**PROBLEM TO WORK ON**
Lines holding the string "Click" are the ones to copy; find them all in the data.

__________

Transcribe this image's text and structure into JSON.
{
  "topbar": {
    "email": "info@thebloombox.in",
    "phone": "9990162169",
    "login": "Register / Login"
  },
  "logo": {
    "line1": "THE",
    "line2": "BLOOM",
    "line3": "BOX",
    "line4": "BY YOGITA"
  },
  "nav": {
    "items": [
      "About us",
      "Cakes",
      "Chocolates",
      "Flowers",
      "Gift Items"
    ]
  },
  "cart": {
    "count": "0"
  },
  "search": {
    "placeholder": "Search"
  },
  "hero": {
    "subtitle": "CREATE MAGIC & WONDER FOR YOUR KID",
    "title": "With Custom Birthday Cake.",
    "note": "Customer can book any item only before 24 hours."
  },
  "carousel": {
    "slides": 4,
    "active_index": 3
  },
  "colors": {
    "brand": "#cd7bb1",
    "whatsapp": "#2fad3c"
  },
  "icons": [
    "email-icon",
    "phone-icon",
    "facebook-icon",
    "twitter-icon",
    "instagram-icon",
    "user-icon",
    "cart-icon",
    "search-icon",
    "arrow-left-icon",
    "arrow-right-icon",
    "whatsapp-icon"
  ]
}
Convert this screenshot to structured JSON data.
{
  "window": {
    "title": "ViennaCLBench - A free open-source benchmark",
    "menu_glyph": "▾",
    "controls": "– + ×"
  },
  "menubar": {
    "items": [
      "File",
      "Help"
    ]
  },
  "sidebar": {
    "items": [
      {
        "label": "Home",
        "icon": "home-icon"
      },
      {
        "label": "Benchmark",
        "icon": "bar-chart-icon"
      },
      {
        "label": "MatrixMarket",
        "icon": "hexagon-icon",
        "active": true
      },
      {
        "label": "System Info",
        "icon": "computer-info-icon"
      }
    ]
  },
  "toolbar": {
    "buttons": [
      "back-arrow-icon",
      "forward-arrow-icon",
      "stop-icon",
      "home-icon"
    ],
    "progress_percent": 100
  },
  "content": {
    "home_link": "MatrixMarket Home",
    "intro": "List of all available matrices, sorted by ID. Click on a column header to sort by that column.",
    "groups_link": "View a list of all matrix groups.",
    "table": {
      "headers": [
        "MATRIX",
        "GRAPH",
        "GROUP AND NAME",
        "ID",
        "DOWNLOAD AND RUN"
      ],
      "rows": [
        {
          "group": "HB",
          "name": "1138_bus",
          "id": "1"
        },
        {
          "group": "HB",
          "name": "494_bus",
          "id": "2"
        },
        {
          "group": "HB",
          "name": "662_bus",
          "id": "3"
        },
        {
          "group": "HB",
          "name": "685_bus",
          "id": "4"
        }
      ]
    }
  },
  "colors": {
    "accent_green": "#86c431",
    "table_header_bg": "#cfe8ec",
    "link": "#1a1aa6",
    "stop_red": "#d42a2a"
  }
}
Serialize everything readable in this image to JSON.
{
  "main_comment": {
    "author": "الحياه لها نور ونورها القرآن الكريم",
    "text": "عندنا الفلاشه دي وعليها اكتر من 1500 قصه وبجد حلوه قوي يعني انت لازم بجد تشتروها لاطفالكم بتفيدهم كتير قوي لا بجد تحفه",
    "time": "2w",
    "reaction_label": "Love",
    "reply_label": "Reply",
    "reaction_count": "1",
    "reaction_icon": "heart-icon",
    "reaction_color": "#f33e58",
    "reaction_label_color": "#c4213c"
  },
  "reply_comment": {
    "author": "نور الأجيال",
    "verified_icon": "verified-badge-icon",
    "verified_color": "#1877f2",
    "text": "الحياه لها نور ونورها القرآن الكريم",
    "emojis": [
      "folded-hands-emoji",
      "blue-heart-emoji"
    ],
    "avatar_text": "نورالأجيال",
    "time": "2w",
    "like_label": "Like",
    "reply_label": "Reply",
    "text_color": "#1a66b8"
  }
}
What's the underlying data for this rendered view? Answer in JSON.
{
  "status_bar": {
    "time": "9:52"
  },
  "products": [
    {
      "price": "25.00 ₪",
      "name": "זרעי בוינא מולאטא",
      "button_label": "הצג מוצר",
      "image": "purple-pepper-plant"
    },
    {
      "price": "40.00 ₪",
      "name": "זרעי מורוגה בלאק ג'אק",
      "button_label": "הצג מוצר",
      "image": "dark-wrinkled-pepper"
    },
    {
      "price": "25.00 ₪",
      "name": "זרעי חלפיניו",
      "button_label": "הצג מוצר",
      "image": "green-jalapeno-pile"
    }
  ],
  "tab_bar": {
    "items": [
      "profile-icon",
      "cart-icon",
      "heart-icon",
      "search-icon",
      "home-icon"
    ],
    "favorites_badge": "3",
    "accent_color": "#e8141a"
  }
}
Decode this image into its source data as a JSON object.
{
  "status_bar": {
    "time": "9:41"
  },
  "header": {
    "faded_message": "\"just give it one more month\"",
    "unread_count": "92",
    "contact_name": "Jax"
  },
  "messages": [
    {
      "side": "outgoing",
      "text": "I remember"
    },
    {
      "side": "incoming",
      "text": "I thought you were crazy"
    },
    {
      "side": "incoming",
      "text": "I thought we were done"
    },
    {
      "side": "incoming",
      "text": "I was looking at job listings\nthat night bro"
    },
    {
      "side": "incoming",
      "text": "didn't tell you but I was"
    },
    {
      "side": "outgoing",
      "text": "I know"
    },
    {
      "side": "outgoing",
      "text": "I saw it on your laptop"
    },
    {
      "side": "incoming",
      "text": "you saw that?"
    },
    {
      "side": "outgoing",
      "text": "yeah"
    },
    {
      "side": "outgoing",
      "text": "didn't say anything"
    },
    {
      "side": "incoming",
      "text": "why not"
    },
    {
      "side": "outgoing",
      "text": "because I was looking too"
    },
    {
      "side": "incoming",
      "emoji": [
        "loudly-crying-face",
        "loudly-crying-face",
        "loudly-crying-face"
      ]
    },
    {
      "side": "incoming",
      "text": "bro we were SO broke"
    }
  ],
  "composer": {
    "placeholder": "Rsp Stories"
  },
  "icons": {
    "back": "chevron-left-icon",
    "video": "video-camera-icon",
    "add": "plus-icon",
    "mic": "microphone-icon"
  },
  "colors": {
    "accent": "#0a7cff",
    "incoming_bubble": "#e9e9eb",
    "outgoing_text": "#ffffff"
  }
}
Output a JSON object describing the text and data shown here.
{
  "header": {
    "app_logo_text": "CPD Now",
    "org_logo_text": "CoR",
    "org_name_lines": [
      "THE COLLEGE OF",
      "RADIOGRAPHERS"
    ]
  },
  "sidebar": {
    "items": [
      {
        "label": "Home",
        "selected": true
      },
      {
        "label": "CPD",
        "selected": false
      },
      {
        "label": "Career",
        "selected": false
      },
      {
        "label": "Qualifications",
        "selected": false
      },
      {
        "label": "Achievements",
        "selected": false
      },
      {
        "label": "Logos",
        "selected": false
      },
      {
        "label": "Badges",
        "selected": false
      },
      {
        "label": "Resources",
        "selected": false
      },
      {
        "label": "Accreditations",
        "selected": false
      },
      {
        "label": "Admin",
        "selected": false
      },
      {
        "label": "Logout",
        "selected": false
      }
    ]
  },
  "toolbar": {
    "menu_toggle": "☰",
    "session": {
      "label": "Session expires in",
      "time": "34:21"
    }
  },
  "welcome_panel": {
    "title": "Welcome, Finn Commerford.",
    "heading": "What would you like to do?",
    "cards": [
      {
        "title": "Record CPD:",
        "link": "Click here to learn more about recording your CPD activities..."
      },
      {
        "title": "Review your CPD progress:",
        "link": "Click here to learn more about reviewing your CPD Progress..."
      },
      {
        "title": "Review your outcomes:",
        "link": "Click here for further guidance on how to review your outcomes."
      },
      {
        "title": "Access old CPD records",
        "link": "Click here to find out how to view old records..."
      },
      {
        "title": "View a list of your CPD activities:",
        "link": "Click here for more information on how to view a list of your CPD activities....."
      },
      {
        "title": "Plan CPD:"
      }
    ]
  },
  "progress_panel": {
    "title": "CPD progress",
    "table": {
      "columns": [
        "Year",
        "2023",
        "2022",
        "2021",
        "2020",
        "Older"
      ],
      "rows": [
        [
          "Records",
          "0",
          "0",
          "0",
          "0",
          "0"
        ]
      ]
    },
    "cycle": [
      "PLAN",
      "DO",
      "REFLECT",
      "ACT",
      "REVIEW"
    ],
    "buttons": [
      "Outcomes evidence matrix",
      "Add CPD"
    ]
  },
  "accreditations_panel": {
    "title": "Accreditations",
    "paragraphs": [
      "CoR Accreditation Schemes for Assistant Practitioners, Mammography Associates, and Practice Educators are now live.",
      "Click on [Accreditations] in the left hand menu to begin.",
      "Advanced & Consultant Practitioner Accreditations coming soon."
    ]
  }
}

__________

**ANSWER TO THIS TASK**
    "intro": "List of all available matrices, sorted by ID. Click on a column header to sort by that column.",
        "link": "Click here to learn more about recording your CPD activities..."
        "link": "Click here to learn more about reviewing your CPD Progress..."
        "link": "Click here for further guidance on how to review your outcomes."
        "link": "Click here to find out how to view old records..."
        "link": "Click here for more information on how to view a list of your CPD activities....."
      "Click on [Accreditations] in the left hand menu to begin.",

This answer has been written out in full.